-- What is asked --
Produce an exact transcription of the listing below, omitting the pictures.

-- Dataset records --
━━━━━━━━━━
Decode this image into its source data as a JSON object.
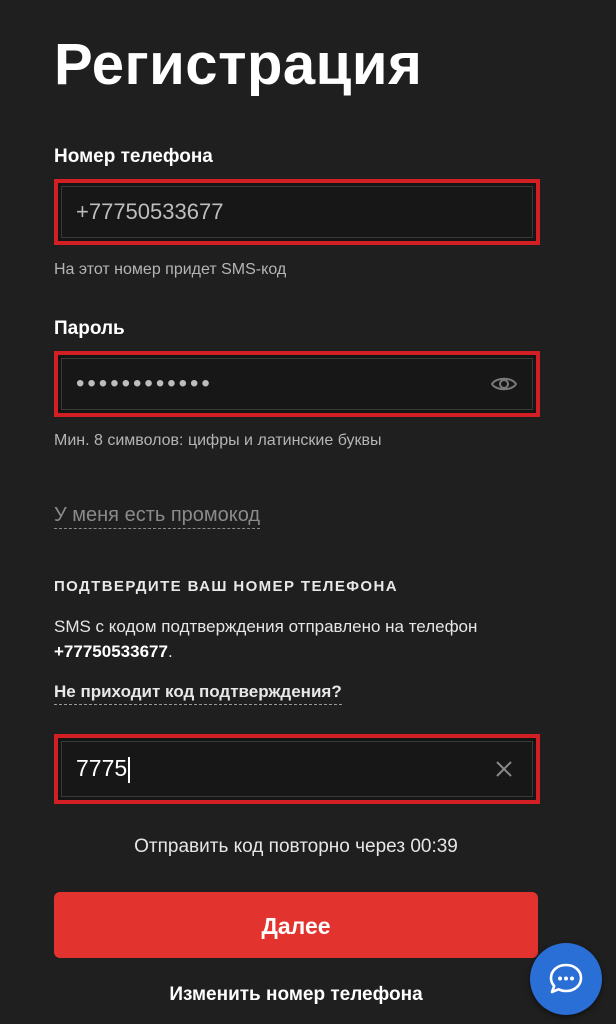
{
  "page": {
    "title": "Регистрация"
  },
  "phone": {
    "label": "Номер телефона",
    "value": "+77750533677",
    "hint": "На этот номер придет SMS-код"
  },
  "password": {
    "label": "Пароль",
    "masked_value": "••••••••••••",
    "hint": "Мин. 8 символов: цифры и латинские буквы"
  },
  "promo": {
    "link_text": "У меня есть промокод"
  },
  "confirm": {
    "heading": "ПОДТВЕРДИТЕ ВАШ НОМЕР ТЕЛЕФОНА",
    "sms_text_prefix": "SMS с кодом подтверждения отправлено на телефон ",
    "sms_phone": "+77750533677",
    "sms_text_suffix": ".",
    "no_code_link": "Не приходит код подтверждения?",
    "code_value": "7775",
    "resend_text": "Отправить код повторно через 00:39"
  },
  "actions": {
    "next_label": "Далее",
    "change_phone_label": "Изменить номер телефона"
  },
  "colors": {
    "background": "#1f1f1f",
    "accent_red": "#e2332e",
    "highlight_border": "#d21f24",
    "chat_blue": "#2a6fd6"
  },
  "icons": {
    "password_toggle": "eye-icon",
    "clear": "close-icon",
    "chat": "chat-bubble-icon"
  }
}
━━━━━━━━━━
-- Result of the exercise --
Decode this image into its source data as a JSON object.
{
  "page": {
    "title": "Регистрация"
  },
  "phone": {
    "label": "Номер телефона",
    "value": "+77750533677",
    "hint": "На этот номер придет SMS-код"
  },
  "password": {
    "label": "Пароль",
    "masked_value": "••••••••••••",
    "hint": "Мин. 8 символов: цифры и латинские буквы"
  },
  "promo": {
    "link_text": "У меня есть промокод"
  },
  "confirm": {
    "heading": "ПОДТВЕРДИТЕ ВАШ НОМЕР ТЕЛЕФОНА",
    "sms_text_prefix": "SMS с кодом подтверждения отправлено на телефон ",
    "sms_phone": "+77750533677",
    "sms_text_suffix": ".",
    "no_code_link": "Не приходит код подтверждения?",
    "code_value": "7775",
    "resend_text": "Отправить код повторно через 00:39"
  },
  "actions": {
    "next_label": "Далее",
    "change_phone_label": "Изменить номер телефона"
  },
  "colors": {
    "background": "#1f1f1f",
    "accent_red": "#e2332e",
    "highlight_border": "#d21f24",
    "chat_blue": "#2a6fd6"
  },
  "icons": {
    "password_toggle": "eye-icon",
    "clear": "close-icon",
    "chat": "chat-bubble-icon"
  }
}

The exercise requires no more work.